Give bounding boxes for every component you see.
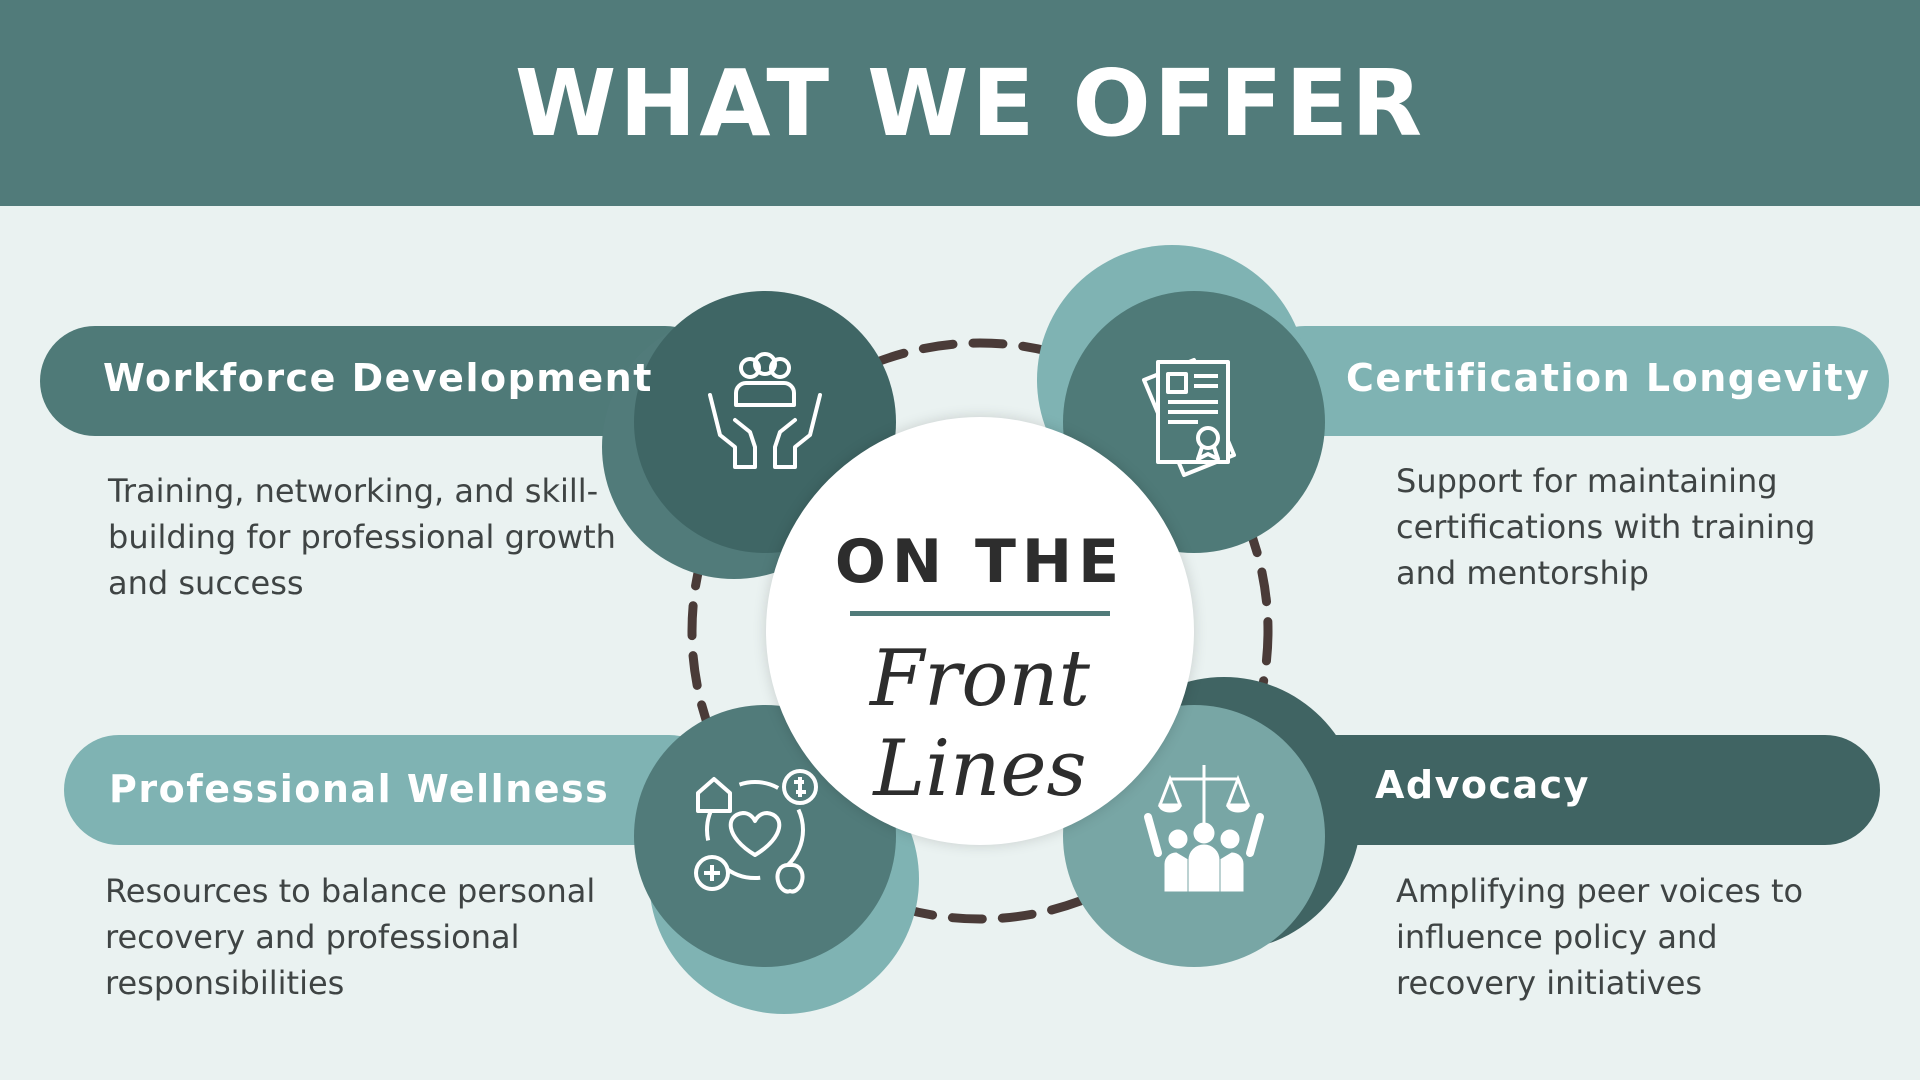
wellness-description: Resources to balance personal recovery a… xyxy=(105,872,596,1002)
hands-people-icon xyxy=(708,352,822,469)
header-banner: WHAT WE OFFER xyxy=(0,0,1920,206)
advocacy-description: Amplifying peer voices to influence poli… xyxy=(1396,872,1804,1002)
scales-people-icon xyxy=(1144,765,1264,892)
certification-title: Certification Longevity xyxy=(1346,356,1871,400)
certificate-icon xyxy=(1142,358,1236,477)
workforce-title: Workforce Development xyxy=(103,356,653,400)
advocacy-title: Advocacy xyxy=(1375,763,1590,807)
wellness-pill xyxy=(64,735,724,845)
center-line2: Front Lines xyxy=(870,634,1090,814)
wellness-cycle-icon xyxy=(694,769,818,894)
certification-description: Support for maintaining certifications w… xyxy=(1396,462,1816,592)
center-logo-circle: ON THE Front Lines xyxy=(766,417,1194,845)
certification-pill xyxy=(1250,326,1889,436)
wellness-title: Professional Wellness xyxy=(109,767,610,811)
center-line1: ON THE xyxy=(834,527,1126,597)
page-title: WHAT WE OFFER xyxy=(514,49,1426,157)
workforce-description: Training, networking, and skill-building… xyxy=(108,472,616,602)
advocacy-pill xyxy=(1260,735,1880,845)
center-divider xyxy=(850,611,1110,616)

+-------+

Reproduce every line of the material above verbatim, leaving out the picture.

● Result of this exercise:
Give bounding boxes for every component you see.
wellness-description: Resources to balance personal recovery a… xyxy=(105,872,596,1002)
hands-people-icon xyxy=(708,352,822,469)
header-banner: WHAT WE OFFER xyxy=(0,0,1920,206)
advocacy-description: Amplifying peer voices to influence poli… xyxy=(1396,872,1804,1002)
scales-people-icon xyxy=(1144,765,1264,892)
certification-title: Certification Longevity xyxy=(1346,356,1871,400)
certificate-icon xyxy=(1142,358,1236,477)
workforce-title: Workforce Development xyxy=(103,356,653,400)
advocacy-title: Advocacy xyxy=(1375,763,1590,807)
wellness-pill xyxy=(64,735,724,845)
center-line2: Front Lines xyxy=(870,634,1090,814)
wellness-cycle-icon xyxy=(694,769,818,894)
certification-description: Support for maintaining certifications w… xyxy=(1396,462,1816,592)
center-logo-circle: ON THE Front Lines xyxy=(766,417,1194,845)
certification-pill xyxy=(1250,326,1889,436)
wellness-title: Professional Wellness xyxy=(109,767,610,811)
center-line1: ON THE xyxy=(834,527,1126,597)
page-title: WHAT WE OFFER xyxy=(514,49,1426,157)
workforce-description: Training, networking, and skill-building… xyxy=(108,472,616,602)
advocacy-pill xyxy=(1260,735,1880,845)
center-divider xyxy=(850,611,1110,616)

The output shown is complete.